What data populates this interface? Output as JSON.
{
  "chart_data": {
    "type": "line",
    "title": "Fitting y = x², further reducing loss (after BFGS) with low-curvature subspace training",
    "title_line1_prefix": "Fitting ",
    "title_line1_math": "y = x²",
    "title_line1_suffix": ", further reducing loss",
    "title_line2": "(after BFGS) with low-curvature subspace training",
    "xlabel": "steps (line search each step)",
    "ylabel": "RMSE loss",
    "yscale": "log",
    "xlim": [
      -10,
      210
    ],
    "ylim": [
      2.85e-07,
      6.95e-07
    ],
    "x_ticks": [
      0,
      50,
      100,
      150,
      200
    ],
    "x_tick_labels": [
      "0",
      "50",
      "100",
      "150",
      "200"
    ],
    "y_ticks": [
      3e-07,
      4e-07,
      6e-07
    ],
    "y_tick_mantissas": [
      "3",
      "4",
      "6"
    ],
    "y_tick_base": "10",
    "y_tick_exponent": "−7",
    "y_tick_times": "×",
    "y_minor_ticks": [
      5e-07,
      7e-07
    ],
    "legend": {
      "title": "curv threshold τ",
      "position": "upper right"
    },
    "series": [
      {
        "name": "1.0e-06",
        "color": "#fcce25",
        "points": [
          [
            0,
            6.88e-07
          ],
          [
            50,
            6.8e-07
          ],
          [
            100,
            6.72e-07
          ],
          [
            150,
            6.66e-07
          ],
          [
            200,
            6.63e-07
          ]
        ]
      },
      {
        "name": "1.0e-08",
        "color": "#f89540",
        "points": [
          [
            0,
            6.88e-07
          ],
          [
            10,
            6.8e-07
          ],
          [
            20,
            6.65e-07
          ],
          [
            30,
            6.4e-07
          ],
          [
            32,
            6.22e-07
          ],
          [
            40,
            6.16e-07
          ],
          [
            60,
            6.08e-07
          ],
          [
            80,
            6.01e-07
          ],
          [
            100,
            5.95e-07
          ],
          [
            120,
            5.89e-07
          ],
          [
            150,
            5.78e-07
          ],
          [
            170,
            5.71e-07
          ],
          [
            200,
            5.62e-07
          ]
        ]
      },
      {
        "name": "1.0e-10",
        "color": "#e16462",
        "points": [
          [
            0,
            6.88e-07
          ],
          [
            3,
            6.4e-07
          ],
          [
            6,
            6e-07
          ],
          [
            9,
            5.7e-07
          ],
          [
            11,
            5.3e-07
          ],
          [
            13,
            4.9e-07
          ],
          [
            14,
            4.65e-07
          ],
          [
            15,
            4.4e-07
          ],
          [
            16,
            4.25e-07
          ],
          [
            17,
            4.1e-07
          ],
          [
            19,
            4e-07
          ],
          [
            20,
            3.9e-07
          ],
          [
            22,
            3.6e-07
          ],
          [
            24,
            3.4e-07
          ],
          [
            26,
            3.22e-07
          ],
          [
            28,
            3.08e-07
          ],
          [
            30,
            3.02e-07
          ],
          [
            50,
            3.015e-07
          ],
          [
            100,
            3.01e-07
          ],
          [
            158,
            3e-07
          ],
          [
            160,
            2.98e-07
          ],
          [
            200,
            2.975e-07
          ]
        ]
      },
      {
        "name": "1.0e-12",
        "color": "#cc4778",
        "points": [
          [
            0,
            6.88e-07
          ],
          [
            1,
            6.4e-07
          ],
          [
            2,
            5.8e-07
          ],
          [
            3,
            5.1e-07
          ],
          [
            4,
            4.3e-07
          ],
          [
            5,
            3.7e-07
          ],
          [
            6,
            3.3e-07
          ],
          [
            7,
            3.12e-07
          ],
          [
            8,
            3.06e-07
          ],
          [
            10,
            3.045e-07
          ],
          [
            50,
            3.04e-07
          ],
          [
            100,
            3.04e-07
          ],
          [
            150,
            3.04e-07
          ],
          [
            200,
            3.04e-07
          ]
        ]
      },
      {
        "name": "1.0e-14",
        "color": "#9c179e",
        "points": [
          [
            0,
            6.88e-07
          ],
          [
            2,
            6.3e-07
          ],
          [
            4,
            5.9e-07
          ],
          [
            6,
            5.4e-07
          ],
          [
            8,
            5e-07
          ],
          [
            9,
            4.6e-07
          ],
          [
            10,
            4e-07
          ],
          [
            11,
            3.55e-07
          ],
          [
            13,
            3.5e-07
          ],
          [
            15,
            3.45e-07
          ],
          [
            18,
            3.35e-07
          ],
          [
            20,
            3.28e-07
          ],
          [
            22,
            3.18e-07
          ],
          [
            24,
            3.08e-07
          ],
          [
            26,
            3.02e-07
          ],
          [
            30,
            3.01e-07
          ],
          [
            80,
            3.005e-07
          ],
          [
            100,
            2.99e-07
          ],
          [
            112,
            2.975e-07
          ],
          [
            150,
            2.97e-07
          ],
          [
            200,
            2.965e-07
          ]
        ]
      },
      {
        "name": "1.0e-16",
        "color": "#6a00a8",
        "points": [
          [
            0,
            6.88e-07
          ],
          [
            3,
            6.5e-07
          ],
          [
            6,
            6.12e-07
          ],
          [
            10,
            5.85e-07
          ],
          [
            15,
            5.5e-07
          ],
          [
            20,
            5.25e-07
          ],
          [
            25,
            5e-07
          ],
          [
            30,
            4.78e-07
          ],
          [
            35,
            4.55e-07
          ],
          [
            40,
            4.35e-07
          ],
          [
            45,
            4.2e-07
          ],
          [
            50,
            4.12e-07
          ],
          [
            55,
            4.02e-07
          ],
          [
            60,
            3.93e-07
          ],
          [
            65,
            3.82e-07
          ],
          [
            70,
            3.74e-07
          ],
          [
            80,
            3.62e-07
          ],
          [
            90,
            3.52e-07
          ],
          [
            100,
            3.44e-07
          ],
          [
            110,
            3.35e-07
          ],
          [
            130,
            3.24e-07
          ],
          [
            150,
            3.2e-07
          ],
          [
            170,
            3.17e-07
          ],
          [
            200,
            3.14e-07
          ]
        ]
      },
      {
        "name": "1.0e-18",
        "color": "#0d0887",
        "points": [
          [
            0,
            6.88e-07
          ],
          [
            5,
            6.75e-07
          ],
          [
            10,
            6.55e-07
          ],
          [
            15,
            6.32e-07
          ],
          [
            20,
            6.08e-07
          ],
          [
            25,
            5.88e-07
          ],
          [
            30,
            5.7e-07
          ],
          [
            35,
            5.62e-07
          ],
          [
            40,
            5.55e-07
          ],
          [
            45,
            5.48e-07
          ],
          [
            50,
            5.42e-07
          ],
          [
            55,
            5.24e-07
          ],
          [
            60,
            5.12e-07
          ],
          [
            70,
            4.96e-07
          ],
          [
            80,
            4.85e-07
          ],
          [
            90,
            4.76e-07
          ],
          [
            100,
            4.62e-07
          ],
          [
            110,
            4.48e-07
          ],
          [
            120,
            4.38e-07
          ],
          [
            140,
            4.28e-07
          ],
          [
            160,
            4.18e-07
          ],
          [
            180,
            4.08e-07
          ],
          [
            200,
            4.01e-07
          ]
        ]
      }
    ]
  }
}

▶ [WHAT YOU HAVE TO DO] From the listing above, collect each line in which the string "after" appears.

▶ [COMPLETED TASK]
    "title": "Fitting y = x², further reducing loss (after BFGS) with low-curvature subspace training",
    "title_line2": "(after BFGS) with low-curvature subspace training",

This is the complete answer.